The problem:
Write out every record below exactly as it appears.

Records for the task:
===============
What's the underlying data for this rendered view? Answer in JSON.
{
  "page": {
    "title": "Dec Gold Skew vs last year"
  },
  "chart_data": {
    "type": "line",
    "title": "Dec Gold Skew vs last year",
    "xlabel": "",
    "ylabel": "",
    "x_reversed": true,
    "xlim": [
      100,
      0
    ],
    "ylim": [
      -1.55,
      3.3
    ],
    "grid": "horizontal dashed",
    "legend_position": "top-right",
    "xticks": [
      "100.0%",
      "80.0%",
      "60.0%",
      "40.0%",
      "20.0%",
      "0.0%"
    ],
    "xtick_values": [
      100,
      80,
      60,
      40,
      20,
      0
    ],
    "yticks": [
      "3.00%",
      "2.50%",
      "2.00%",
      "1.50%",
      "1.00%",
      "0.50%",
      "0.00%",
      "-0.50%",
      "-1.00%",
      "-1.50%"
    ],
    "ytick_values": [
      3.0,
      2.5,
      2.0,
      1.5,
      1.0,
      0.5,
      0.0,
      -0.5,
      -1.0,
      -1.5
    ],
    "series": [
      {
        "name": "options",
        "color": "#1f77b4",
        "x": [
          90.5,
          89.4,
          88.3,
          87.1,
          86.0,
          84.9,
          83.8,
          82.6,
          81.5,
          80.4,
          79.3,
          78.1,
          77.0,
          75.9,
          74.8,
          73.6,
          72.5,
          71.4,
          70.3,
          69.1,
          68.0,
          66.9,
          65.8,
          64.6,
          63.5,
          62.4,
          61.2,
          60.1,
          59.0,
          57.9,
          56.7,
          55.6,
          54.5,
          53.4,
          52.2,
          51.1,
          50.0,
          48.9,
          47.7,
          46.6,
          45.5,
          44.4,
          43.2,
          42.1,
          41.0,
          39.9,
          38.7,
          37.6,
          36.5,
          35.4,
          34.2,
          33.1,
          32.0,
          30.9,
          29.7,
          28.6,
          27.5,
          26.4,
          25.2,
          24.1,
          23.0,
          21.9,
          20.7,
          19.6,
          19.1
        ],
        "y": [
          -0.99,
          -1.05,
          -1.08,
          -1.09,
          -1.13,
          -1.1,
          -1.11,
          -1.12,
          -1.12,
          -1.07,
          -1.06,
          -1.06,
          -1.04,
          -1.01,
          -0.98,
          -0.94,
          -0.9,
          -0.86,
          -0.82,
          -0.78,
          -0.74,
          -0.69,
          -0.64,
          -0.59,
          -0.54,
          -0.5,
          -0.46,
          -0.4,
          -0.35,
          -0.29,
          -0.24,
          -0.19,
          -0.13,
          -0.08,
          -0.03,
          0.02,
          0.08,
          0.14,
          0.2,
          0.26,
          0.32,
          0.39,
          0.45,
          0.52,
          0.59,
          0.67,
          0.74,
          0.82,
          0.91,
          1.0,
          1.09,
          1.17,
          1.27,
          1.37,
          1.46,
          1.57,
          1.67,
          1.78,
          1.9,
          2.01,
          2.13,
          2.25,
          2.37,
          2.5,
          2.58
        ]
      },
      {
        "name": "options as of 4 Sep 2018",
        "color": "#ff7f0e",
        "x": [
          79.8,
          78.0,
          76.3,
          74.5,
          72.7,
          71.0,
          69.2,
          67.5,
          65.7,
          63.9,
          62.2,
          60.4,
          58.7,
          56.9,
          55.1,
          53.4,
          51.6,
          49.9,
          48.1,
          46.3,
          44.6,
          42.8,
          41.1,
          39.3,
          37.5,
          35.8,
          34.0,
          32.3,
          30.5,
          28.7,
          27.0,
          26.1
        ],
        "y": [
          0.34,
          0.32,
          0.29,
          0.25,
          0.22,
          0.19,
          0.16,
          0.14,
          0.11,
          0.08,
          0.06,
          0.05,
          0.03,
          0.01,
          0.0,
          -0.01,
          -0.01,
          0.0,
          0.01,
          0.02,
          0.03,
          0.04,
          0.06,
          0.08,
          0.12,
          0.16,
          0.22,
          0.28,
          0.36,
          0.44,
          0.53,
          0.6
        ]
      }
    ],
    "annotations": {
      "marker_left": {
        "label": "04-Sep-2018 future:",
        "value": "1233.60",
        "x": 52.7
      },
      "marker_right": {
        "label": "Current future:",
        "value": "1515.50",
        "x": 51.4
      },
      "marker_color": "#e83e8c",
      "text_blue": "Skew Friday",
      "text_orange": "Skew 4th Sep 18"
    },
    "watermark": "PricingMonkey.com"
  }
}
===============
Result:
What's the underlying data for this rendered view? Answer in JSON.
{
  "page": {
    "title": "Dec Gold Skew vs last year"
  },
  "chart_data": {
    "type": "line",
    "title": "Dec Gold Skew vs last year",
    "xlabel": "",
    "ylabel": "",
    "x_reversed": true,
    "xlim": [
      100,
      0
    ],
    "ylim": [
      -1.55,
      3.3
    ],
    "grid": "horizontal dashed",
    "legend_position": "top-right",
    "xticks": [
      "100.0%",
      "80.0%",
      "60.0%",
      "40.0%",
      "20.0%",
      "0.0%"
    ],
    "xtick_values": [
      100,
      80,
      60,
      40,
      20,
      0
    ],
    "yticks": [
      "3.00%",
      "2.50%",
      "2.00%",
      "1.50%",
      "1.00%",
      "0.50%",
      "0.00%",
      "-0.50%",
      "-1.00%",
      "-1.50%"
    ],
    "ytick_values": [
      3.0,
      2.5,
      2.0,
      1.5,
      1.0,
      0.5,
      0.0,
      -0.5,
      -1.0,
      -1.5
    ],
    "series": [
      {
        "name": "options",
        "color": "#1f77b4",
        "x": [
          90.5,
          89.4,
          88.3,
          87.1,
          86.0,
          84.9,
          83.8,
          82.6,
          81.5,
          80.4,
          79.3,
          78.1,
          77.0,
          75.9,
          74.8,
          73.6,
          72.5,
          71.4,
          70.3,
          69.1,
          68.0,
          66.9,
          65.8,
          64.6,
          63.5,
          62.4,
          61.2,
          60.1,
          59.0,
          57.9,
          56.7,
          55.6,
          54.5,
          53.4,
          52.2,
          51.1,
          50.0,
          48.9,
          47.7,
          46.6,
          45.5,
          44.4,
          43.2,
          42.1,
          41.0,
          39.9,
          38.7,
          37.6,
          36.5,
          35.4,
          34.2,
          33.1,
          32.0,
          30.9,
          29.7,
          28.6,
          27.5,
          26.4,
          25.2,
          24.1,
          23.0,
          21.9,
          20.7,
          19.6,
          19.1
        ],
        "y": [
          -0.99,
          -1.05,
          -1.08,
          -1.09,
          -1.13,
          -1.1,
          -1.11,
          -1.12,
          -1.12,
          -1.07,
          -1.06,
          -1.06,
          -1.04,
          -1.01,
          -0.98,
          -0.94,
          -0.9,
          -0.86,
          -0.82,
          -0.78,
          -0.74,
          -0.69,
          -0.64,
          -0.59,
          -0.54,
          -0.5,
          -0.46,
          -0.4,
          -0.35,
          -0.29,
          -0.24,
          -0.19,
          -0.13,
          -0.08,
          -0.03,
          0.02,
          0.08,
          0.14,
          0.2,
          0.26,
          0.32,
          0.39,
          0.45,
          0.52,
          0.59,
          0.67,
          0.74,
          0.82,
          0.91,
          1.0,
          1.09,
          1.17,
          1.27,
          1.37,
          1.46,
          1.57,
          1.67,
          1.78,
          1.9,
          2.01,
          2.13,
          2.25,
          2.37,
          2.5,
          2.58
        ]
      },
      {
        "name": "options as of 4 Sep 2018",
        "color": "#ff7f0e",
        "x": [
          79.8,
          78.0,
          76.3,
          74.5,
          72.7,
          71.0,
          69.2,
          67.5,
          65.7,
          63.9,
          62.2,
          60.4,
          58.7,
          56.9,
          55.1,
          53.4,
          51.6,
          49.9,
          48.1,
          46.3,
          44.6,
          42.8,
          41.1,
          39.3,
          37.5,
          35.8,
          34.0,
          32.3,
          30.5,
          28.7,
          27.0,
          26.1
        ],
        "y": [
          0.34,
          0.32,
          0.29,
          0.25,
          0.22,
          0.19,
          0.16,
          0.14,
          0.11,
          0.08,
          0.06,
          0.05,
          0.03,
          0.01,
          0.0,
          -0.01,
          -0.01,
          0.0,
          0.01,
          0.02,
          0.03,
          0.04,
          0.06,
          0.08,
          0.12,
          0.16,
          0.22,
          0.28,
          0.36,
          0.44,
          0.53,
          0.6
        ]
      }
    ],
    "annotations": {
      "marker_left": {
        "label": "04-Sep-2018 future:",
        "value": "1233.60",
        "x": 52.7
      },
      "marker_right": {
        "label": "Current future:",
        "value": "1515.50",
        "x": 51.4
      },
      "marker_color": "#e83e8c",
      "text_blue": "Skew Friday",
      "text_orange": "Skew 4th Sep 18"
    },
    "watermark": "PricingMonkey.com"
  }
}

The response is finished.